WHAT THE TASK ASKS -
Write out all of the rows below word for word, but leave out the pictures.

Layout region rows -
==========

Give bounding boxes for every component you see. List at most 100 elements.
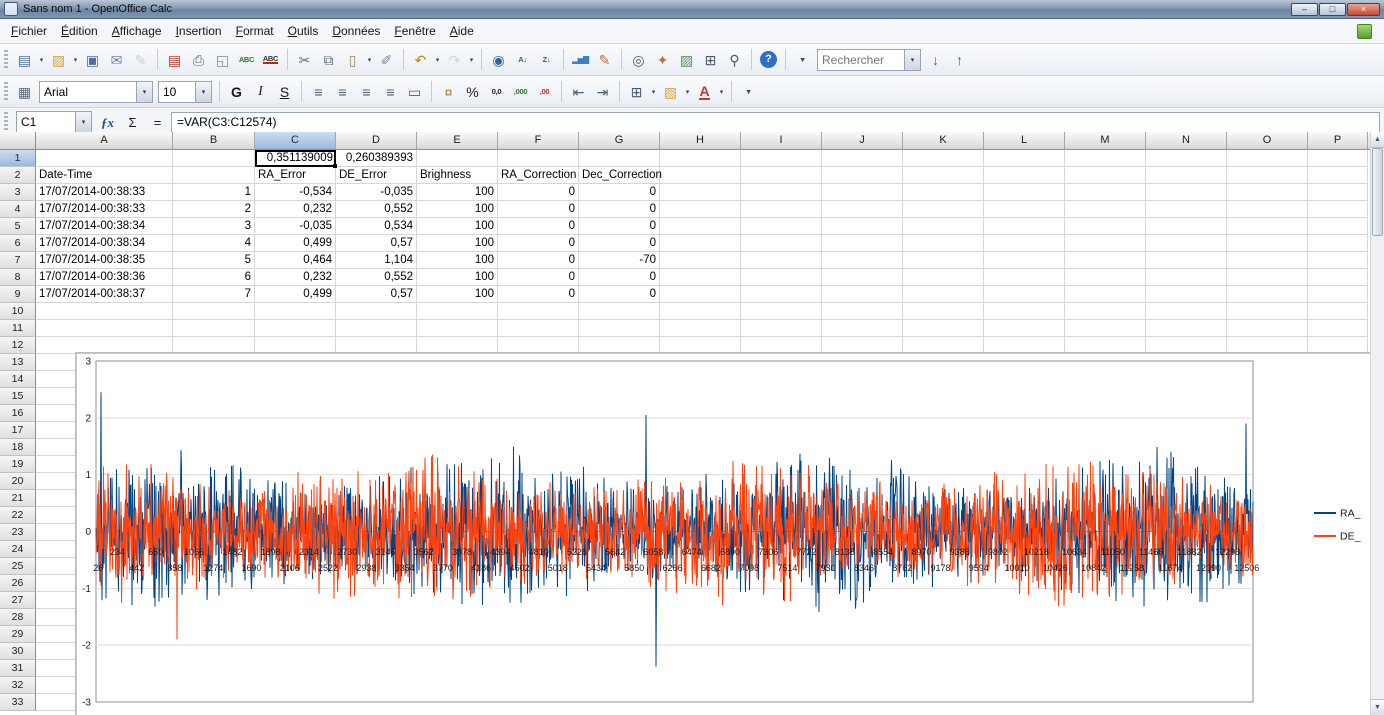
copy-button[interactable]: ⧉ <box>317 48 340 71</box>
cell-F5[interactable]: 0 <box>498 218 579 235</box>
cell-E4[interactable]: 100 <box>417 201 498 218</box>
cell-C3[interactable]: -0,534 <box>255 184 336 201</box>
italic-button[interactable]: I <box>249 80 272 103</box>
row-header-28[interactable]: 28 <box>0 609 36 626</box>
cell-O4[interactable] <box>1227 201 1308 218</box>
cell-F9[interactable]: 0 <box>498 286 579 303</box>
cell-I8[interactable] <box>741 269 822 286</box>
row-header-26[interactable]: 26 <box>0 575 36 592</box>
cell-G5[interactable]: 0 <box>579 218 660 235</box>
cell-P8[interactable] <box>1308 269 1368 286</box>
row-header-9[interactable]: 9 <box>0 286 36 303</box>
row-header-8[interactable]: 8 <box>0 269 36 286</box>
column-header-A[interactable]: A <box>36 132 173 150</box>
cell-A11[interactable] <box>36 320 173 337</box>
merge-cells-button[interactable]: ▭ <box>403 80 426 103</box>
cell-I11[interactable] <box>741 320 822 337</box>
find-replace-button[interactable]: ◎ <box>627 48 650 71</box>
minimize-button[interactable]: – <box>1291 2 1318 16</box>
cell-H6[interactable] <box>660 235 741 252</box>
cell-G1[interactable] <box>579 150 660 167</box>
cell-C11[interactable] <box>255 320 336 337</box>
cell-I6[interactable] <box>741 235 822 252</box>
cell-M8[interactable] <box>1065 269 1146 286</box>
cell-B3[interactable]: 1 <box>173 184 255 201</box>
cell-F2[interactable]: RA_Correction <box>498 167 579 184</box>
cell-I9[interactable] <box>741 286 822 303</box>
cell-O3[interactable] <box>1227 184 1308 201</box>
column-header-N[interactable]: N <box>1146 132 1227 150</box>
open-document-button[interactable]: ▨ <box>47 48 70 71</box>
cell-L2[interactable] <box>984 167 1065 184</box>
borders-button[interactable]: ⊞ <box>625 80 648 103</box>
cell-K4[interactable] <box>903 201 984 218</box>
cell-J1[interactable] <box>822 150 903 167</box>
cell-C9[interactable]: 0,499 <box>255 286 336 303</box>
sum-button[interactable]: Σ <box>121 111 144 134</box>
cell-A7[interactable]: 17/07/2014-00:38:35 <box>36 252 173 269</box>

==========

IN RESPONSE -
Give bounding boxes for every component you see. List at most 100 elements.
copy-button[interactable]: ⧉ <box>317 48 340 71</box>
cell-F5[interactable]: 0 <box>498 218 579 235</box>
cell-E4[interactable]: 100 <box>417 201 498 218</box>
cell-C3[interactable]: -0,534 <box>255 184 336 201</box>
italic-button[interactable]: I <box>249 80 272 103</box>
row-header-28[interactable]: 28 <box>0 609 36 626</box>
cell-O4[interactable] <box>1227 201 1308 218</box>
cell-F9[interactable]: 0 <box>498 286 579 303</box>
cell-I8[interactable] <box>741 269 822 286</box>
row-header-26[interactable]: 26 <box>0 575 36 592</box>
cell-G5[interactable]: 0 <box>579 218 660 235</box>
cell-P8[interactable] <box>1308 269 1368 286</box>
row-header-9[interactable]: 9 <box>0 286 36 303</box>
row-header-8[interactable]: 8 <box>0 269 36 286</box>
column-header-A[interactable]: A <box>36 132 173 150</box>
cell-A11[interactable] <box>36 320 173 337</box>
merge-cells-button[interactable]: ▭ <box>403 80 426 103</box>
cell-I11[interactable] <box>741 320 822 337</box>
find-replace-button[interactable]: ◎ <box>627 48 650 71</box>
minimize-button[interactable]: – <box>1291 2 1318 16</box>
cell-H6[interactable] <box>660 235 741 252</box>
cell-G1[interactable] <box>579 150 660 167</box>
cell-C11[interactable] <box>255 320 336 337</box>
cell-I6[interactable] <box>741 235 822 252</box>
cell-M8[interactable] <box>1065 269 1146 286</box>
cell-B3[interactable]: 1 <box>173 184 255 201</box>
cell-F2[interactable]: RA_Correction <box>498 167 579 184</box>
cell-I9[interactable] <box>741 286 822 303</box>
cell-O3[interactable] <box>1227 184 1308 201</box>
column-header-N[interactable]: N <box>1146 132 1227 150</box>
open-document-button[interactable]: ▨ <box>47 48 70 71</box>
cell-L2[interactable] <box>984 167 1065 184</box>
borders-button[interactable]: ⊞ <box>625 80 648 103</box>
cell-K4[interactable] <box>903 201 984 218</box>
cell-J1[interactable] <box>822 150 903 167</box>
cell-C9[interactable]: 0,499 <box>255 286 336 303</box>
sum-button[interactable]: Σ <box>121 111 144 134</box>
cell-A7[interactable]: 17/07/2014-00:38:35 <box>36 252 173 269</box>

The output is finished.